*EXERCISE INSTRUCTIONS*
All records should be reproduced verbatim.
Begin
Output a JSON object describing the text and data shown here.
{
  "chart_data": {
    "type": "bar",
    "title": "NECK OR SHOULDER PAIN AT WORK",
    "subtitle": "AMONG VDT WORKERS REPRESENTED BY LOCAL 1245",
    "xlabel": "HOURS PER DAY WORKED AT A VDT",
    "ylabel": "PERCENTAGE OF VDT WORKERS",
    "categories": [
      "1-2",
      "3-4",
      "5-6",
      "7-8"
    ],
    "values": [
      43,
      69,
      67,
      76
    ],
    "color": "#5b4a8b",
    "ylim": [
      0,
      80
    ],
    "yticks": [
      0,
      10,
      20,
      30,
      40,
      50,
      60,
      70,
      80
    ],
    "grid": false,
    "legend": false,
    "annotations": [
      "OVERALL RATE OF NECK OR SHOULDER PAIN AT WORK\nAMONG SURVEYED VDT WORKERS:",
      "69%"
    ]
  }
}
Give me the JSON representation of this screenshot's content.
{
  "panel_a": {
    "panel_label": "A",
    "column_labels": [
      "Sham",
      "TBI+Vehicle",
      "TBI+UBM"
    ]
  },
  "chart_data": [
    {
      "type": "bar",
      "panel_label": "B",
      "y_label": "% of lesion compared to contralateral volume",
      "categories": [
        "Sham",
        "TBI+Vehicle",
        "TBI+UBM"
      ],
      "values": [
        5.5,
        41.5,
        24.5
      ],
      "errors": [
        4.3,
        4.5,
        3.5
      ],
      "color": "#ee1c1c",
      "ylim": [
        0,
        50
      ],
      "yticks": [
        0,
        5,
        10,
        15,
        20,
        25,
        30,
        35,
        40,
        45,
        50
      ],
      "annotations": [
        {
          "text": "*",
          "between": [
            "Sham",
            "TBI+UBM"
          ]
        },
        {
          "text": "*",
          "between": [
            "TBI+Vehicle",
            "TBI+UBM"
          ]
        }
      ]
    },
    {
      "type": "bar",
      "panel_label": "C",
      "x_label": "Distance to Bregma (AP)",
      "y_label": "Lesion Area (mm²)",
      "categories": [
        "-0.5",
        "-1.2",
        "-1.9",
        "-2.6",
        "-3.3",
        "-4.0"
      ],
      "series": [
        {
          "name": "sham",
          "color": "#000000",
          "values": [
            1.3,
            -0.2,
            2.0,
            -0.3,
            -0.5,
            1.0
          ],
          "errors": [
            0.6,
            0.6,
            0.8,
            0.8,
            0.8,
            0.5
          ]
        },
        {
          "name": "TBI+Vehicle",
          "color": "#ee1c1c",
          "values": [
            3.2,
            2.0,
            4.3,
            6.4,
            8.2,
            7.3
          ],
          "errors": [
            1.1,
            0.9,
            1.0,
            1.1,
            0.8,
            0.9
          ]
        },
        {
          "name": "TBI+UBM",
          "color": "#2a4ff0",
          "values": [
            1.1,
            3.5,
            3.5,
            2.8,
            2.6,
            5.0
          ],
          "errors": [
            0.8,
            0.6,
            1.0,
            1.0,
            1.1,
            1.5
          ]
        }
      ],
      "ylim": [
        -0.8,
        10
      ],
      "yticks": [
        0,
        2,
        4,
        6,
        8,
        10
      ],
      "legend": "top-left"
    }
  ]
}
End
*EXERCISE RESULT*
Output a JSON object describing the text and data shown here.
{
  "chart_data": {
    "type": "bar",
    "title": "NECK OR SHOULDER PAIN AT WORK",
    "subtitle": "AMONG VDT WORKERS REPRESENTED BY LOCAL 1245",
    "xlabel": "HOURS PER DAY WORKED AT A VDT",
    "ylabel": "PERCENTAGE OF VDT WORKERS",
    "categories": [
      "1-2",
      "3-4",
      "5-6",
      "7-8"
    ],
    "values": [
      43,
      69,
      67,
      76
    ],
    "color": "#5b4a8b",
    "ylim": [
      0,
      80
    ],
    "yticks": [
      0,
      10,
      20,
      30,
      40,
      50,
      60,
      70,
      80
    ],
    "grid": false,
    "legend": false,
    "annotations": [
      "OVERALL RATE OF NECK OR SHOULDER PAIN AT WORK\nAMONG SURVEYED VDT WORKERS:",
      "69%"
    ]
  }
}
Give me the JSON representation of this screenshot's content.
{
  "panel_a": {
    "panel_label": "A",
    "column_labels": [
      "Sham",
      "TBI+Vehicle",
      "TBI+UBM"
    ]
  },
  "chart_data": [
    {
      "type": "bar",
      "panel_label": "B",
      "y_label": "% of lesion compared to contralateral volume",
      "categories": [
        "Sham",
        "TBI+Vehicle",
        "TBI+UBM"
      ],
      "values": [
        5.5,
        41.5,
        24.5
      ],
      "errors": [
        4.3,
        4.5,
        3.5
      ],
      "color": "#ee1c1c",
      "ylim": [
        0,
        50
      ],
      "yticks": [
        0,
        5,
        10,
        15,
        20,
        25,
        30,
        35,
        40,
        45,
        50
      ],
      "annotations": [
        {
          "text": "*",
          "between": [
            "Sham",
            "TBI+UBM"
          ]
        },
        {
          "text": "*",
          "between": [
            "TBI+Vehicle",
            "TBI+UBM"
          ]
        }
      ]
    },
    {
      "type": "bar",
      "panel_label": "C",
      "x_label": "Distance to Bregma (AP)",
      "y_label": "Lesion Area (mm²)",
      "categories": [
        "-0.5",
        "-1.2",
        "-1.9",
        "-2.6",
        "-3.3",
        "-4.0"
      ],
      "series": [
        {
          "name": "sham",
          "color": "#000000",
          "values": [
            1.3,
            -0.2,
            2.0,
            -0.3,
            -0.5,
            1.0
          ],
          "errors": [
            0.6,
            0.6,
            0.8,
            0.8,
            0.8,
            0.5
          ]
        },
        {
          "name": "TBI+Vehicle",
          "color": "#ee1c1c",
          "values": [
            3.2,
            2.0,
            4.3,
            6.4,
            8.2,
            7.3
          ],
          "errors": [
            1.1,
            0.9,
            1.0,
            1.1,
            0.8,
            0.9
          ]
        },
        {
          "name": "TBI+UBM",
          "color": "#2a4ff0",
          "values": [
            1.1,
            3.5,
            3.5,
            2.8,
            2.6,
            5.0
          ],
          "errors": [
            0.8,
            0.6,
            1.0,
            1.0,
            1.1,
            1.5
          ]
        }
      ],
      "ylim": [
        -0.8,
        10
      ],
      "yticks": [
        0,
        2,
        4,
        6,
        8,
        10
      ],
      "legend": "top-left"
    }
  ]
}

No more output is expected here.